GIVEN REQUEST -
Below is a block of records; reproduce all of them exactly and leave out any pictures.

━━━━━ MATERIAL SUPPLIED ━━━━━

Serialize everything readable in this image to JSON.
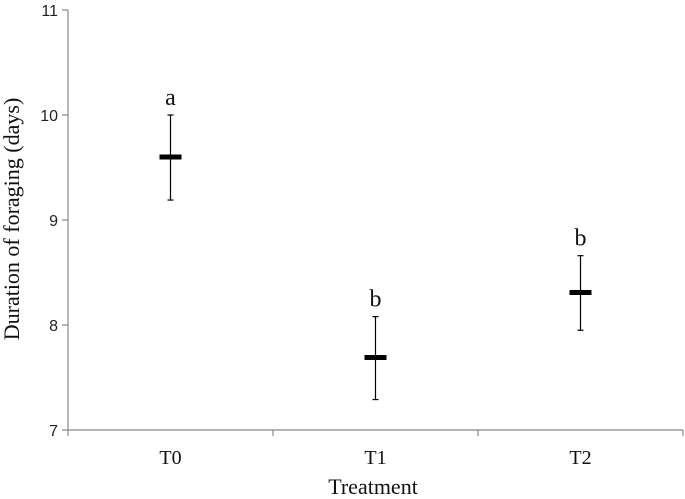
{
  "chart_data": {
    "type": "scatter",
    "title": "",
    "xlabel": "Treatment",
    "ylabel": "Duration of foraging (days)",
    "categories": [
      "T0",
      "T1",
      "T2"
    ],
    "series": [
      {
        "values": [
          9.6,
          7.69,
          8.31
        ],
        "error_low": [
          9.19,
          7.29,
          7.95
        ],
        "error_high": [
          10.0,
          8.08,
          8.66
        ],
        "significance": [
          "a",
          "b",
          "b"
        ]
      }
    ],
    "ylim": [
      7,
      11
    ],
    "yticks": [
      "7",
      "8",
      "9",
      "10",
      "11"
    ],
    "grid": false,
    "legend": "none",
    "colors": {
      "axis": "#888888",
      "marker": "#000000",
      "errorbar": "#000000"
    }
  }
}
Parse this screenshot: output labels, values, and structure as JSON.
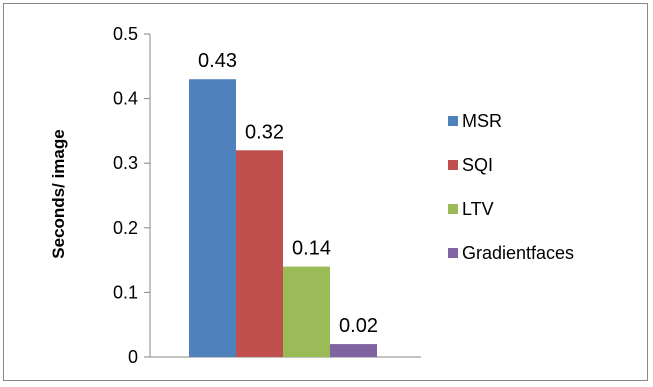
{
  "chart_data": {
    "type": "bar",
    "title": "",
    "xlabel": "",
    "ylabel": "Seconds/ image",
    "ylim": [
      0,
      0.5
    ],
    "yticks": [
      "0",
      "0.1",
      "0.2",
      "0.3",
      "0.4",
      "0.5"
    ],
    "categories": [
      ""
    ],
    "series": [
      {
        "name": "MSR",
        "values": [
          0.43
        ],
        "label": "0.43",
        "color": "#4f81bd"
      },
      {
        "name": "SQI",
        "values": [
          0.32
        ],
        "label": "0.32",
        "color": "#c0504d"
      },
      {
        "name": "LTV",
        "values": [
          0.14
        ],
        "label": "0.14",
        "color": "#9bbb59"
      },
      {
        "name": "Gradientfaces",
        "values": [
          0.02
        ],
        "label": "0.02",
        "color": "#8064a2"
      }
    ],
    "legend_position": "right",
    "grid": false
  }
}
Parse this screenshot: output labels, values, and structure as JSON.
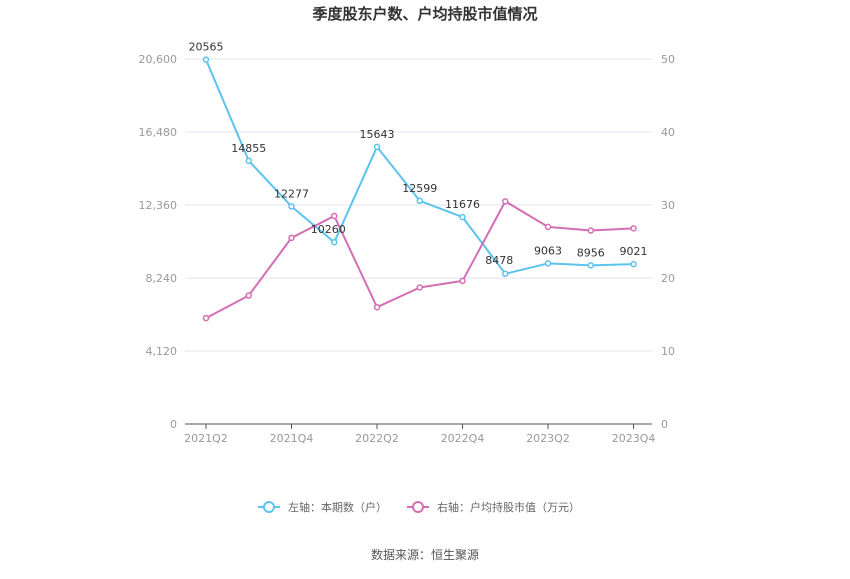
{
  "chart_data": {
    "type": "line",
    "title": "季度股东户数、户均持股市值情况",
    "categories": [
      "2021Q2",
      "2021Q3",
      "2021Q4",
      "2022Q1",
      "2022Q2",
      "2022Q3",
      "2022Q4",
      "2023Q1",
      "2023Q2",
      "2023Q3",
      "2023Q4"
    ],
    "x_tick_labels": [
      "2021Q2",
      "2021Q4",
      "2022Q2",
      "2022Q4",
      "2023Q2",
      "2023Q4"
    ],
    "left_axis": {
      "ylim": [
        0,
        20600
      ],
      "ticks": [
        "0",
        "4,120",
        "8,240",
        "12,360",
        "16,480",
        "20,600"
      ]
    },
    "right_axis": {
      "ylim": [
        0,
        50
      ],
      "ticks": [
        "0",
        "10",
        "20",
        "30",
        "40",
        "50"
      ]
    },
    "series": [
      {
        "name": "左轴：本期数（户）",
        "axis": "left",
        "color": "#5bc3ee",
        "values": [
          20565,
          14855,
          12277,
          10260,
          15643,
          12599,
          11676,
          8478,
          9063,
          8956,
          9021
        ],
        "labels": [
          "20565",
          "14855",
          "12277",
          "10260",
          "15643",
          "12599",
          "11676",
          "8478",
          "9063",
          "8956",
          "9021"
        ]
      },
      {
        "name": "右轴：户均持股市值（万元）",
        "axis": "right",
        "color": "#d46eb4",
        "values": [
          14.5,
          17.6,
          25.5,
          28.5,
          16.0,
          18.7,
          19.6,
          30.5,
          27.0,
          26.5,
          26.8
        ]
      }
    ],
    "grid": true,
    "legend_position": "bottom"
  },
  "footer": {
    "source": "数据来源：恒生聚源"
  }
}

━━━━━

FINISHED EXERCISE -
Serialize everything readable in this image to JSON.
{
  "chart_data": {
    "type": "scatter",
    "title": "",
    "xlabel": "Treatment",
    "ylabel": "Duration of foraging (days)",
    "categories": [
      "T0",
      "T1",
      "T2"
    ],
    "series": [
      {
        "values": [
          9.6,
          7.69,
          8.31
        ],
        "error_low": [
          9.19,
          7.29,
          7.95
        ],
        "error_high": [
          10.0,
          8.08,
          8.66
        ],
        "significance": [
          "a",
          "b",
          "b"
        ]
      }
    ],
    "ylim": [
      7,
      11
    ],
    "yticks": [
      "7",
      "8",
      "9",
      "10",
      "11"
    ],
    "grid": false,
    "legend": "none",
    "colors": {
      "axis": "#888888",
      "marker": "#000000",
      "errorbar": "#000000"
    }
  }
}
Parse this screenshot: output labels, values, and structure as JSON.
{
  "chart_data": {
    "type": "bar",
    "title": "",
    "xlabel": "",
    "ylabel": "Seconds/ image",
    "ylim": [
      0,
      0.5
    ],
    "yticks": [
      "0",
      "0.1",
      "0.2",
      "0.3",
      "0.4",
      "0.5"
    ],
    "categories": [
      ""
    ],
    "series": [
      {
        "name": "MSR",
        "values": [
          0.43
        ],
        "label": "0.43",
        "color": "#4f81bd"
      },
      {
        "name": "SQI",
        "values": [
          0.32
        ],
        "label": "0.32",
        "color": "#c0504d"
      },
      {
        "name": "LTV",
        "values": [
          0.14
        ],
        "label": "0.14",
        "color": "#9bbb59"
      },
      {
        "name": "Gradientfaces",
        "values": [
          0.02
        ],
        "label": "0.02",
        "color": "#8064a2"
      }
    ],
    "legend_position": "right",
    "grid": false
  }
}
Parse this screenshot: output labels, values, and structure as JSON.
{
  "chart_data": {
    "type": "line",
    "title": "季度股东户数、户均持股市值情况",
    "categories": [
      "2021Q2",
      "2021Q3",
      "2021Q4",
      "2022Q1",
      "2022Q2",
      "2022Q3",
      "2022Q4",
      "2023Q1",
      "2023Q2",
      "2023Q3",
      "2023Q4"
    ],
    "x_tick_labels": [
      "2021Q2",
      "2021Q4",
      "2022Q2",
      "2022Q4",
      "2023Q2",
      "2023Q4"
    ],
    "left_axis": {
      "ylim": [
        0,
        20600
      ],
      "ticks": [
        "0",
        "4,120",
        "8,240",
        "12,360",
        "16,480",
        "20,600"
      ]
    },
    "right_axis": {
      "ylim": [
        0,
        50
      ],
      "ticks": [
        "0",
        "10",
        "20",
        "30",
        "40",
        "50"
      ]
    },
    "series": [
      {
        "name": "左轴：本期数（户）",
        "axis": "left",
        "color": "#5bc3ee",
        "values": [
          20565,
          14855,
          12277,
          10260,
          15643,
          12599,
          11676,
          8478,
          9063,
          8956,
          9021
        ],
        "labels": [
          "20565",
          "14855",
          "12277",
          "10260",
          "15643",
          "12599",
          "11676",
          "8478",
          "9063",
          "8956",
          "9021"
        ]
      },
      {
        "name": "右轴：户均持股市值（万元）",
        "axis": "right",
        "color": "#d46eb4",
        "values": [
          14.5,
          17.6,
          25.5,
          28.5,
          16.0,
          18.7,
          19.6,
          30.5,
          27.0,
          26.5,
          26.8
        ]
      }
    ],
    "grid": true,
    "legend_position": "bottom"
  },
  "footer": {
    "source": "数据来源：恒生聚源"
  }
}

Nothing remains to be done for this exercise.